### Source document
===
Normally I wouldn’t write my blog two days in a row, mainly because, well I often don’t have anything erudite to talk about or even write about. I wanted to write about this in my last blog but since I hadn’t written for ages I thought it best that I just talk about everything that’s sort of been bothering me in one way or another during Lockdown and even before.


I have been watching an awful lot of films, both during Lockdown and even before, but the one thing that is really starting to drive me nuts about a lot of these films – particularly Westerns are the plot holes. These are plot holes you could drive a ten ton truck through. Now I appreciate that not everybody will see what I’m seeing – I rather suspect it’s from being a Writer but I will attempt to explain even in this short Blog.


7th cavalry: this film centres around the plight of Captain Tom Benson who is ordered away from Fort Abraham by General Custer to bring his fiancée back. When Benson returns to the Fort it’s to find the Fort seemingly deserted and the fork garrisoned by misfits. When Benson enters the Fort he is confronted by the widows of those men who had died with Custer at The Battle of Little Bighorn and who blame him for deserting his post; Benson’s previous career as a gambler and Custer’s favouritism of him. The plot hole is this: Captain Benson is reviled by most of the post and when the President of the United States requests the return of the bodies from the battlefield Captain Benson volunteers to go. Meanwhile his fiancée, Martha, is left at the Fort. A friend of both General Custer and Captain Benson arrives at the Fort and upon greeting Martha tells her that he knows that General Custer ordered Captain Benson to go and fetch her because he was there when General Custer told him to. This man then leaves Martha to go and inform both the camp commander and then to fetch a horse to go and liaise with Captain Benson. On the way to this liaison he is attacked by a lone Sioux and shot from the horse (and is presumably dead.) The horse arrives at the battlefield, the Sioux Indians assume that it is the spirit of General Custer and allow the men to leave in peace. The plot hole is this: There is no mention of this man ever again in the course of the film, he is supposed to be a friend of Captain Benson and yet he simply vanishes from the film. He is not even mentioned when Martha’s father, Colonel Kellogg, Captain Benson and her gathered together at the end of the film to confirm that Captain Benson can marry Colonel Kellogg’s daughter. As they say in TV Tropes land, ‘What Happened to the Mouse’?
===
### Stored data

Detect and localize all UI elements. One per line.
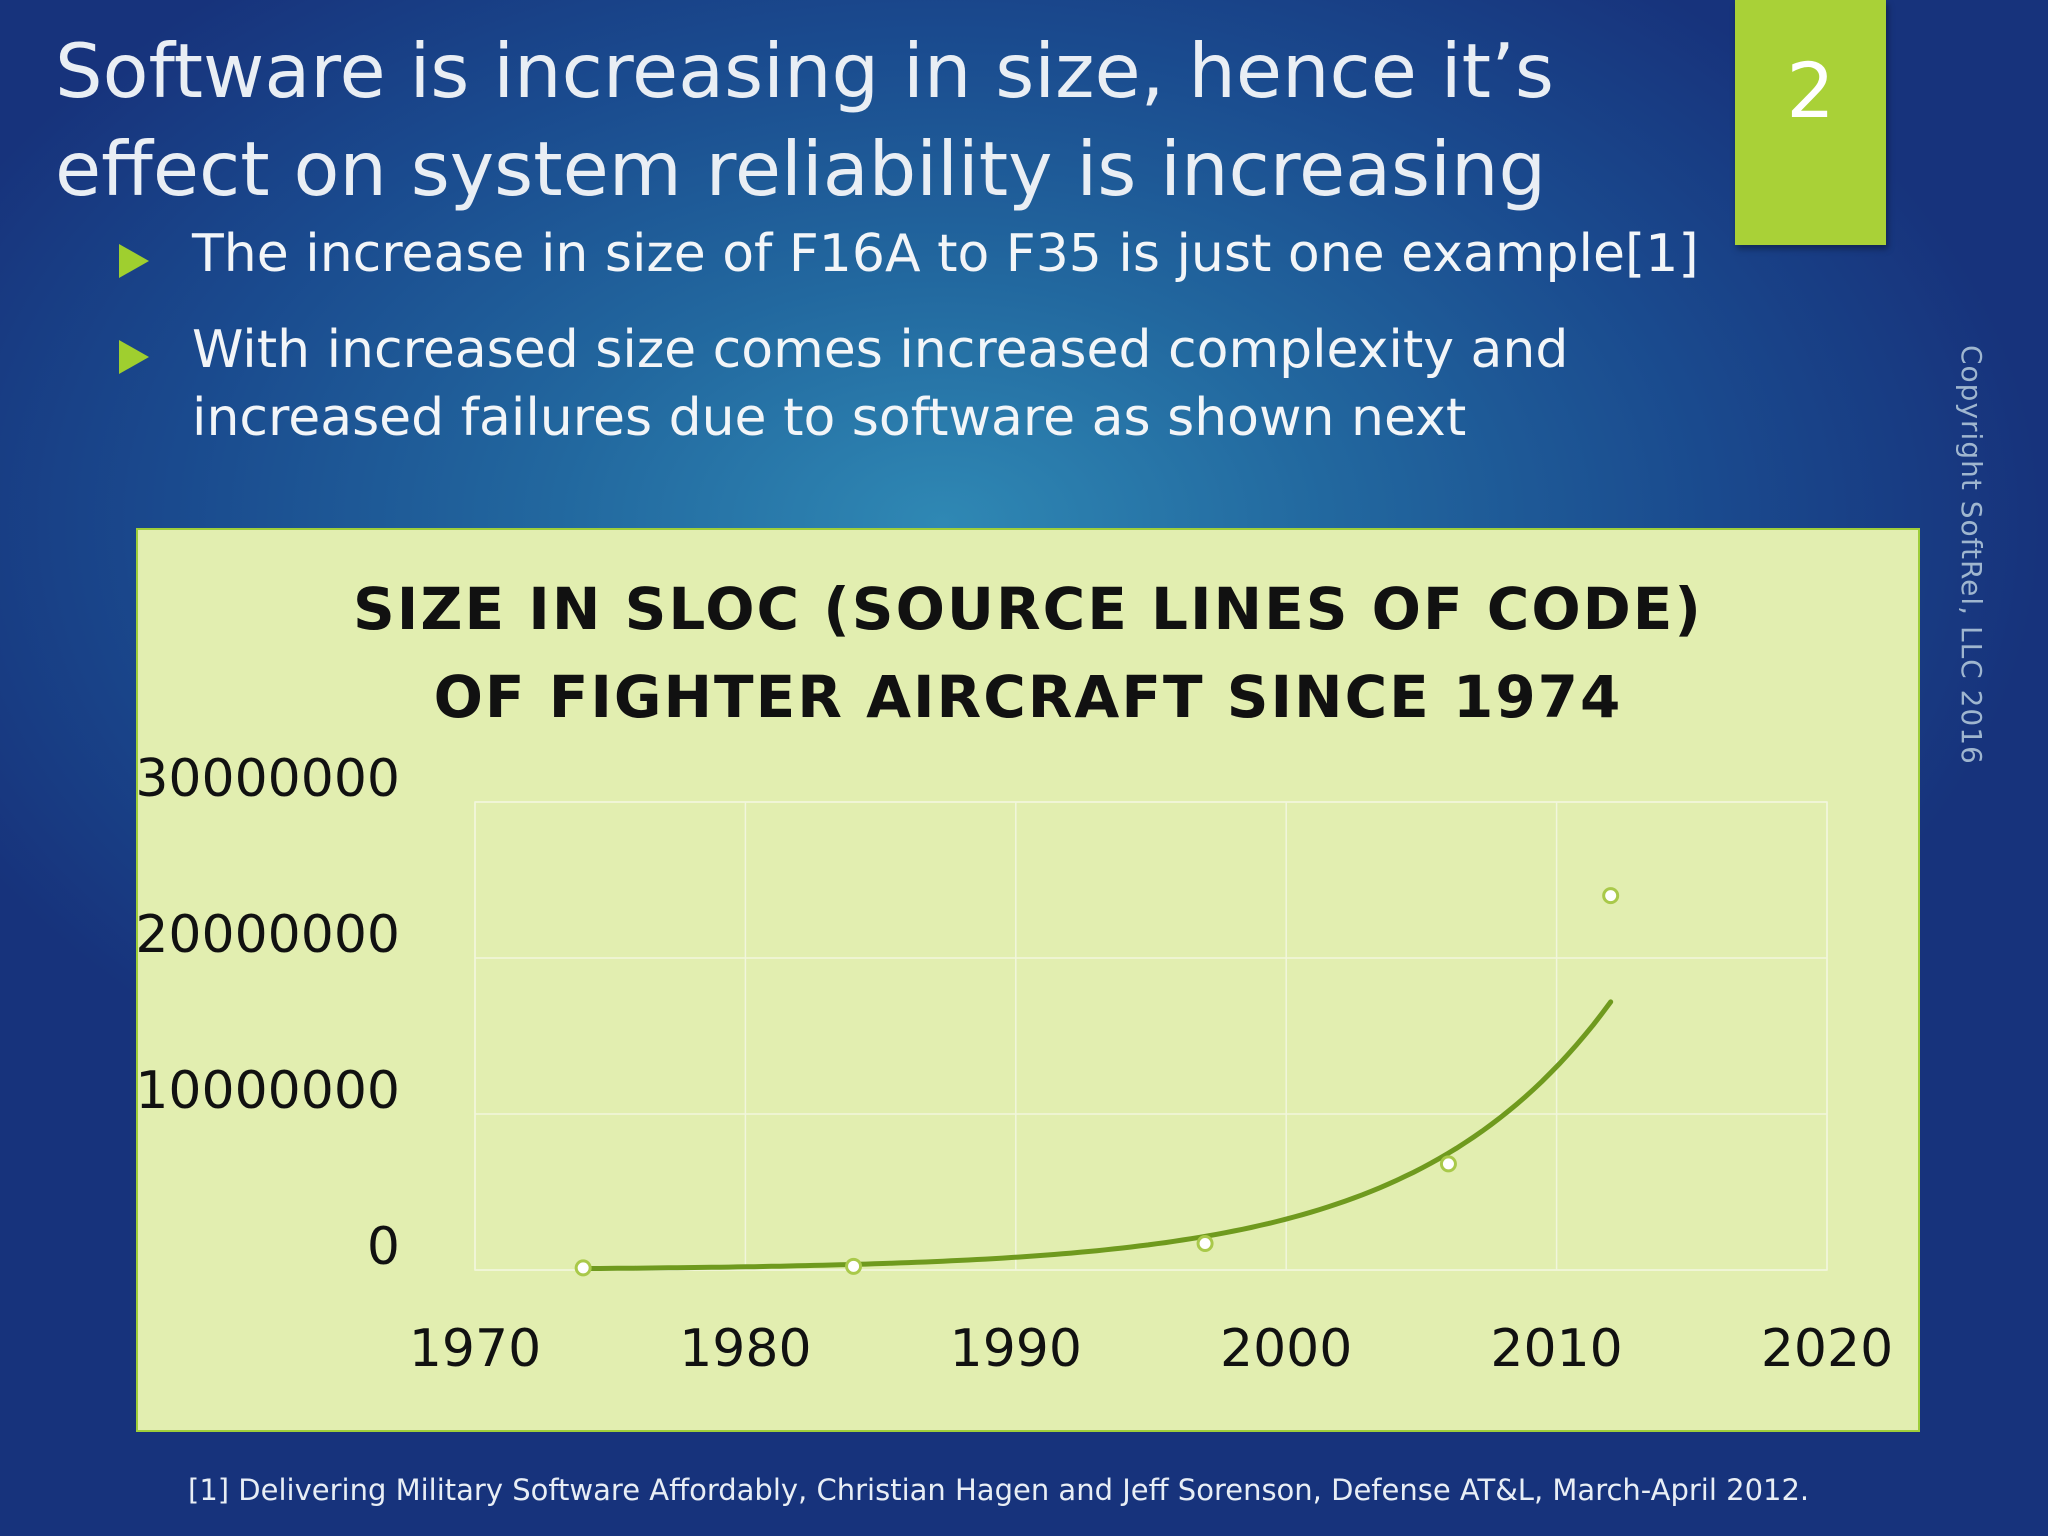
===
### Problem to work on
In the blog post about film plot holes, who orders Captain Tom Benson away from Fort Abraham, and for what purpose? The listing comes from a different source.

### Result of the task
General Custer orders him away to bring his fiancée back.